> _The request_:
Copy out each of the following lines word for word, from first to last.

> _Records_:
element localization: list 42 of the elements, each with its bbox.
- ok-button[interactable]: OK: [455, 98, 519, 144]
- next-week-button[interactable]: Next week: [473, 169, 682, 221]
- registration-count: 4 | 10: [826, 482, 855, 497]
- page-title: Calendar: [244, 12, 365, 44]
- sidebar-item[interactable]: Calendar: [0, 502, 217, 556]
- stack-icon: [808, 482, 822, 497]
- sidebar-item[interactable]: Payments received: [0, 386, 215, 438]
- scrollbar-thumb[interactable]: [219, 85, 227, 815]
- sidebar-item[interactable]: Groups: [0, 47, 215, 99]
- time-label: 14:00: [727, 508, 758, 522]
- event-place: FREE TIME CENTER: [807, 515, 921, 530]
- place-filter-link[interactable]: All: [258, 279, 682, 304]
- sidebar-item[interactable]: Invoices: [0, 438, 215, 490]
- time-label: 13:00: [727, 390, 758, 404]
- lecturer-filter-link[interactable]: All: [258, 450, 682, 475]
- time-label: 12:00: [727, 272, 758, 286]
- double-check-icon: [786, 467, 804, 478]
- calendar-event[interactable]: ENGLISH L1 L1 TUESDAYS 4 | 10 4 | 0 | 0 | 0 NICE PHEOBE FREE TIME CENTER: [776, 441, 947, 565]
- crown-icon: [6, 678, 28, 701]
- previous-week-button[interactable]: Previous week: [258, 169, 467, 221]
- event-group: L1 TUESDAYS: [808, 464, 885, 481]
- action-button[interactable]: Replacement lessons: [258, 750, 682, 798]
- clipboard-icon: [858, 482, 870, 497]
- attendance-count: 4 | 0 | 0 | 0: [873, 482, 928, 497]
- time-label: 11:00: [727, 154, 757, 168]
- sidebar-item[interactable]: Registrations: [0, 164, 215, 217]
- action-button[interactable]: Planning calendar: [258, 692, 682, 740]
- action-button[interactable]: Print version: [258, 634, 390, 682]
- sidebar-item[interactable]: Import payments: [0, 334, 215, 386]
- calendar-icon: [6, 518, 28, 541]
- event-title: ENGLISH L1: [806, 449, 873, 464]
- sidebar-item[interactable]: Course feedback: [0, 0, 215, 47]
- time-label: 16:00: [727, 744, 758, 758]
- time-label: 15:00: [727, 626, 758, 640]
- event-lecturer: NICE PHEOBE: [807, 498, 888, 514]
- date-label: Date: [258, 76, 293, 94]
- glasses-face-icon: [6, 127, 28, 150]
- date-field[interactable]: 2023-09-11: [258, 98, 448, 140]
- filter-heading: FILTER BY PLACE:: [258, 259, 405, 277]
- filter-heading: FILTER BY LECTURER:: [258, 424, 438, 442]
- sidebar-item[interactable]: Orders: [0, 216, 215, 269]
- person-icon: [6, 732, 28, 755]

> _Task result_:
element localization: list 42 of the elements, each with its bbox.
- ok-button[interactable]: OK: [455, 98, 519, 144]
- next-week-button[interactable]: Next week: [473, 169, 682, 221]
- registration-count: 4 | 10: [826, 482, 855, 497]
- page-title: Calendar: [244, 12, 365, 44]
- sidebar-item[interactable]: Calendar: [0, 502, 217, 556]
- stack-icon: [808, 482, 822, 497]
- sidebar-item[interactable]: Payments received: [0, 386, 215, 438]
- scrollbar-thumb[interactable]: [219, 85, 227, 815]
- sidebar-item[interactable]: Groups: [0, 47, 215, 99]
- time-label: 14:00: [727, 508, 758, 522]
- event-place: FREE TIME CENTER: [807, 515, 921, 530]
- place-filter-link[interactable]: All: [258, 279, 682, 304]
- sidebar-item[interactable]: Invoices: [0, 438, 215, 490]
- time-label: 13:00: [727, 390, 758, 404]
- lecturer-filter-link[interactable]: All: [258, 450, 682, 475]
- time-label: 12:00: [727, 272, 758, 286]
- double-check-icon: [786, 467, 804, 478]
- calendar-event[interactable]: ENGLISH L1 L1 TUESDAYS 4 | 10 4 | 0 | 0 | 0 NICE PHEOBE FREE TIME CENTER: [776, 441, 947, 565]
- crown-icon: [6, 678, 28, 701]
- previous-week-button[interactable]: Previous week: [258, 169, 467, 221]
- event-group: L1 TUESDAYS: [808, 464, 885, 481]
- action-button[interactable]: Replacement lessons: [258, 750, 682, 798]
- clipboard-icon: [858, 482, 870, 497]
- attendance-count: 4 | 0 | 0 | 0: [873, 482, 928, 497]
- time-label: 11:00: [727, 154, 757, 168]
- sidebar-item[interactable]: Registrations: [0, 164, 215, 217]
- action-button[interactable]: Planning calendar: [258, 692, 682, 740]
- action-button[interactable]: Print version: [258, 634, 390, 682]
- sidebar-item[interactable]: Import payments: [0, 334, 215, 386]
- calendar-icon: [6, 518, 28, 541]
- event-title: ENGLISH L1: [806, 449, 873, 464]
- sidebar-item[interactable]: Course feedback: [0, 0, 215, 47]
- time-label: 16:00: [727, 744, 758, 758]
- time-label: 15:00: [727, 626, 758, 640]
- event-lecturer: NICE PHEOBE: [807, 498, 888, 514]
- date-label: Date: [258, 76, 293, 94]
- glasses-face-icon: [6, 127, 28, 150]
- date-field[interactable]: 2023-09-11: [258, 98, 448, 140]
- filter-heading: FILTER BY PLACE:: [258, 259, 405, 277]
- filter-heading: FILTER BY LECTURER:: [258, 424, 438, 442]
- sidebar-item[interactable]: Orders: [0, 216, 215, 269]
- person-icon: [6, 732, 28, 755]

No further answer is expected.